- **Stated exercise**: Retype the material word for word.

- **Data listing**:
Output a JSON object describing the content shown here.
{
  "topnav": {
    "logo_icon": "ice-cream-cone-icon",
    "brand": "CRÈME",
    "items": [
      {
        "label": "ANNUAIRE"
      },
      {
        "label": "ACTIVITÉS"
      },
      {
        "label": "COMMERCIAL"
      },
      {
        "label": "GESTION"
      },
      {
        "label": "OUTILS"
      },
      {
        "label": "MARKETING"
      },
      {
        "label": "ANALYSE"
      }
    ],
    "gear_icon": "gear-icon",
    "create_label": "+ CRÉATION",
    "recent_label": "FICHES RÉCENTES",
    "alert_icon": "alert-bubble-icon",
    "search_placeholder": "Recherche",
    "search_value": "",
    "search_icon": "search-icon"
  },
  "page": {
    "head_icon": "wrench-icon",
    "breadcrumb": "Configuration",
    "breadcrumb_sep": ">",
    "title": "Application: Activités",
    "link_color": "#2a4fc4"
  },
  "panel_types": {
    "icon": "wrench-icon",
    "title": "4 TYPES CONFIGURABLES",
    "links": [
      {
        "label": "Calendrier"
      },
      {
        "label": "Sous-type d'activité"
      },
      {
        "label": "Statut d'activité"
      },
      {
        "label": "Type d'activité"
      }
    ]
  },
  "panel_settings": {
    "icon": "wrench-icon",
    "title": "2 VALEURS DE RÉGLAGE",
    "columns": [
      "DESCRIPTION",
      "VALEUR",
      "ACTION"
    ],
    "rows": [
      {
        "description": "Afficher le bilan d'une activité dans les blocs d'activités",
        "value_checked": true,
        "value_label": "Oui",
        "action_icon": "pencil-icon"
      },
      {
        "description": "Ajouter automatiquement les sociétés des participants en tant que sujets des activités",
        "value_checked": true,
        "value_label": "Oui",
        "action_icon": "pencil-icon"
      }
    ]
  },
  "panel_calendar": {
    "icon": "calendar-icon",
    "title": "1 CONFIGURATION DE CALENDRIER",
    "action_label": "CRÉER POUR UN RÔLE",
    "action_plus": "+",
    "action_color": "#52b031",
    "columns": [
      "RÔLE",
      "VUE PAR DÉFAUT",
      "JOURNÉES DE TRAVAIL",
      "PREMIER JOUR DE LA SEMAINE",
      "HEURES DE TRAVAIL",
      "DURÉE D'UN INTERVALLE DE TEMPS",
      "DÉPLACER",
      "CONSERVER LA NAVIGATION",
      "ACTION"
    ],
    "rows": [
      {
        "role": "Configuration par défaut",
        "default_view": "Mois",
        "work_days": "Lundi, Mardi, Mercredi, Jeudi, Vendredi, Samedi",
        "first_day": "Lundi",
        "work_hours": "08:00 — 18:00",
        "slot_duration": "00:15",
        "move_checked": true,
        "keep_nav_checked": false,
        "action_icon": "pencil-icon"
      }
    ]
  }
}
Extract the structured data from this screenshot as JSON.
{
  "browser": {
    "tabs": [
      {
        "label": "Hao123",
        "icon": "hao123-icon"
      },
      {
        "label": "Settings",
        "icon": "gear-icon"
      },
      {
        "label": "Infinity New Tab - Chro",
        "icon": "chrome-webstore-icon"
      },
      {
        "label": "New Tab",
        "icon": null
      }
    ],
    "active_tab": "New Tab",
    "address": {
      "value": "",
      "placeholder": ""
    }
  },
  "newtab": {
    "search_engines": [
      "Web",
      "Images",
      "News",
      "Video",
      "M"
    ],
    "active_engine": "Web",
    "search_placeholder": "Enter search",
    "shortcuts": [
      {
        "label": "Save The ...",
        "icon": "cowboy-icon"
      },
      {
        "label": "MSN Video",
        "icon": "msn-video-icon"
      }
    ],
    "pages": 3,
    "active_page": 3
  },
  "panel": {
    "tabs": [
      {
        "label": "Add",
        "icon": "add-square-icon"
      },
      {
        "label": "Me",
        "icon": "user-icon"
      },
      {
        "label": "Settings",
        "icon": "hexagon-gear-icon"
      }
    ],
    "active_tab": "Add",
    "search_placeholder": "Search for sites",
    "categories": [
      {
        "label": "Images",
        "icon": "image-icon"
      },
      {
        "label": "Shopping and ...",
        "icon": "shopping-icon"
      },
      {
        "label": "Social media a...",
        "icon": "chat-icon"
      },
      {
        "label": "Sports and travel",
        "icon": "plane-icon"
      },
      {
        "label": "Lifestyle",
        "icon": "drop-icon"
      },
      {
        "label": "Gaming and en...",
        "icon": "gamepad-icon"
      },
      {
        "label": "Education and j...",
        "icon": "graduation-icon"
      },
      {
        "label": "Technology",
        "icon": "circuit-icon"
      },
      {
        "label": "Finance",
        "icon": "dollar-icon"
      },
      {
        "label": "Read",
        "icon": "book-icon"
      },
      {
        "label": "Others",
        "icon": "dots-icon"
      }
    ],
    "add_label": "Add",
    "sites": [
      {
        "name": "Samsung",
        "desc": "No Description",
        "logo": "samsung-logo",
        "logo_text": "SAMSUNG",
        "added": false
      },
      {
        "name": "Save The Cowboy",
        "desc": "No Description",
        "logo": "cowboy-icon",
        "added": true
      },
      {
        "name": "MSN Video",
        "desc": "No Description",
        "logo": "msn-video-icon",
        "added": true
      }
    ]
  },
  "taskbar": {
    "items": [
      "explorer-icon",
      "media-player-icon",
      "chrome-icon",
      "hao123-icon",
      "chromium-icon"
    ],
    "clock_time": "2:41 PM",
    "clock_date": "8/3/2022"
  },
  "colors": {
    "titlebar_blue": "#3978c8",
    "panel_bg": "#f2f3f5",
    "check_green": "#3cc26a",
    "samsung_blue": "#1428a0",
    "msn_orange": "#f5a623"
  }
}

- **Exercise response**:
Output a JSON object describing the content shown here.
{
  "topnav": {
    "logo_icon": "ice-cream-cone-icon",
    "brand": "CRÈME",
    "items": [
      {
        "label": "ANNUAIRE"
      },
      {
        "label": "ACTIVITÉS"
      },
      {
        "label": "COMMERCIAL"
      },
      {
        "label": "GESTION"
      },
      {
        "label": "OUTILS"
      },
      {
        "label": "MARKETING"
      },
      {
        "label": "ANALYSE"
      }
    ],
    "gear_icon": "gear-icon",
    "create_label": "+ CRÉATION",
    "recent_label": "FICHES RÉCENTES",
    "alert_icon": "alert-bubble-icon",
    "search_placeholder": "Recherche",
    "search_value": "",
    "search_icon": "search-icon"
  },
  "page": {
    "head_icon": "wrench-icon",
    "breadcrumb": "Configuration",
    "breadcrumb_sep": ">",
    "title": "Application: Activités",
    "link_color": "#2a4fc4"
  },
  "panel_types": {
    "icon": "wrench-icon",
    "title": "4 TYPES CONFIGURABLES",
    "links": [
      {
        "label": "Calendrier"
      },
      {
        "label": "Sous-type d'activité"
      },
      {
        "label": "Statut d'activité"
      },
      {
        "label": "Type d'activité"
      }
    ]
  },
  "panel_settings": {
    "icon": "wrench-icon",
    "title": "2 VALEURS DE RÉGLAGE",
    "columns": [
      "DESCRIPTION",
      "VALEUR",
      "ACTION"
    ],
    "rows": [
      {
        "description": "Afficher le bilan d'une activité dans les blocs d'activités",
        "value_checked": true,
        "value_label": "Oui",
        "action_icon": "pencil-icon"
      },
      {
        "description": "Ajouter automatiquement les sociétés des participants en tant que sujets des activités",
        "value_checked": true,
        "value_label": "Oui",
        "action_icon": "pencil-icon"
      }
    ]
  },
  "panel_calendar": {
    "icon": "calendar-icon",
    "title": "1 CONFIGURATION DE CALENDRIER",
    "action_label": "CRÉER POUR UN RÔLE",
    "action_plus": "+",
    "action_color": "#52b031",
    "columns": [
      "RÔLE",
      "VUE PAR DÉFAUT",
      "JOURNÉES DE TRAVAIL",
      "PREMIER JOUR DE LA SEMAINE",
      "HEURES DE TRAVAIL",
      "DURÉE D'UN INTERVALLE DE TEMPS",
      "DÉPLACER",
      "CONSERVER LA NAVIGATION",
      "ACTION"
    ],
    "rows": [
      {
        "role": "Configuration par défaut",
        "default_view": "Mois",
        "work_days": "Lundi, Mardi, Mercredi, Jeudi, Vendredi, Samedi",
        "first_day": "Lundi",
        "work_hours": "08:00 — 18:00",
        "slot_duration": "00:15",
        "move_checked": true,
        "keep_nav_checked": false,
        "action_icon": "pencil-icon"
      }
    ]
  }
}
Extract the structured data from this screenshot as JSON.
{
  "browser": {
    "tabs": [
      {
        "label": "Hao123",
        "icon": "hao123-icon"
      },
      {
        "label": "Settings",
        "icon": "gear-icon"
      },
      {
        "label": "Infinity New Tab - Chro",
        "icon": "chrome-webstore-icon"
      },
      {
        "label": "New Tab",
        "icon": null
      }
    ],
    "active_tab": "New Tab",
    "address": {
      "value": "",
      "placeholder": ""
    }
  },
  "newtab": {
    "search_engines": [
      "Web",
      "Images",
      "News",
      "Video",
      "M"
    ],
    "active_engine": "Web",
    "search_placeholder": "Enter search",
    "shortcuts": [
      {
        "label": "Save The ...",
        "icon": "cowboy-icon"
      },
      {
        "label": "MSN Video",
        "icon": "msn-video-icon"
      }
    ],
    "pages": 3,
    "active_page": 3
  },
  "panel": {
    "tabs": [
      {
        "label": "Add",
        "icon": "add-square-icon"
      },
      {
        "label": "Me",
        "icon": "user-icon"
      },
      {
        "label": "Settings",
        "icon": "hexagon-gear-icon"
      }
    ],
    "active_tab": "Add",
    "search_placeholder": "Search for sites",
    "categories": [
      {
        "label": "Images",
        "icon": "image-icon"
      },
      {
        "label": "Shopping and ...",
        "icon": "shopping-icon"
      },
      {
        "label": "Social media a...",
        "icon": "chat-icon"
      },
      {
        "label": "Sports and travel",
        "icon": "plane-icon"
      },
      {
        "label": "Lifestyle",
        "icon": "drop-icon"
      },
      {
        "label": "Gaming and en...",
        "icon": "gamepad-icon"
      },
      {
        "label": "Education and j...",
        "icon": "graduation-icon"
      },
      {
        "label": "Technology",
        "icon": "circuit-icon"
      },
      {
        "label": "Finance",
        "icon": "dollar-icon"
      },
      {
        "label": "Read",
        "icon": "book-icon"
      },
      {
        "label": "Others",
        "icon": "dots-icon"
      }
    ],
    "add_label": "Add",
    "sites": [
      {
        "name": "Samsung",
        "desc": "No Description",
        "logo": "samsung-logo",
        "logo_text": "SAMSUNG",
        "added": false
      },
      {
        "name": "Save The Cowboy",
        "desc": "No Description",
        "logo": "cowboy-icon",
        "added": true
      },
      {
        "name": "MSN Video",
        "desc": "No Description",
        "logo": "msn-video-icon",
        "added": true
      }
    ]
  },
  "taskbar": {
    "items": [
      "explorer-icon",
      "media-player-icon",
      "chrome-icon",
      "hao123-icon",
      "chromium-icon"
    ],
    "clock_time": "2:41 PM",
    "clock_date": "8/3/2022"
  },
  "colors": {
    "titlebar_blue": "#3978c8",
    "panel_bg": "#f2f3f5",
    "check_green": "#3cc26a",
    "samsung_blue": "#1428a0",
    "msn_orange": "#f5a623"
  }
}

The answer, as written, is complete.